What is being asked:
Collect all lines containing the word "color" from the data.

The input:
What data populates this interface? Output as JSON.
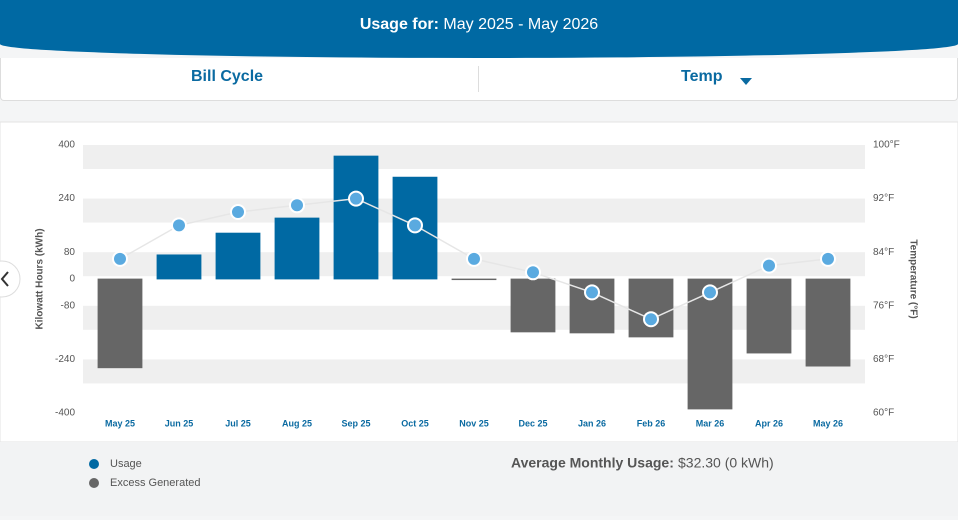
{
  "header": {
    "label": "Usage for:",
    "range": "May 2025 - May 2026"
  },
  "tabs": [
    "Bill Cycle",
    "Temp"
  ],
  "chart_data": {
    "type": "bar",
    "y_label": "Kilowatt Hours (kWh)",
    "y2_label": "Temperature (°F)",
    "categories": [
      "May 25",
      "Jun 25",
      "Jul 25",
      "Aug 25",
      "Sep 25",
      "Oct 25",
      "Nov 25",
      "Dec 25",
      "Jan 26",
      "Feb 26",
      "Mar 26",
      "Apr 26",
      "May 26"
    ],
    "series": [
      {
        "name": "Usage",
        "color": "#0069a3",
        "values": [
          null,
          72,
          137,
          182,
          367,
          304,
          null,
          null,
          null,
          null,
          null,
          null,
          null
        ]
      },
      {
        "name": "Excess Generated",
        "color": "#666666",
        "values": [
          -265,
          null,
          null,
          null,
          null,
          null,
          -2,
          -158,
          -161,
          -173,
          -388,
          -221,
          -260
        ]
      }
    ],
    "temperature": {
      "color": "#5aaae0",
      "axis": "y2",
      "values": [
        83,
        88,
        90,
        91,
        92,
        88,
        83,
        81,
        78,
        74,
        78,
        82,
        83
      ]
    },
    "ylim": [
      -400,
      400
    ],
    "yticks": [
      -400,
      -240,
      -80,
      0,
      80,
      240,
      400
    ],
    "y2lim": [
      60,
      100
    ],
    "y2ticks": [
      {
        "value": 60,
        "label": "60°F"
      },
      {
        "value": 68,
        "label": "68°F"
      },
      {
        "value": 76,
        "label": "76°F"
      },
      {
        "value": 84,
        "label": "84°F"
      },
      {
        "value": 92,
        "label": "92°F"
      },
      {
        "value": 100,
        "label": "100°F"
      }
    ]
  },
  "summary": {
    "label": "Average Monthly Usage:",
    "value": "$32.30 (0 kWh)"
  }
}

Complete output:
        "color": "#0069a3",
        "color": "#666666",
      "color": "#5aaae0",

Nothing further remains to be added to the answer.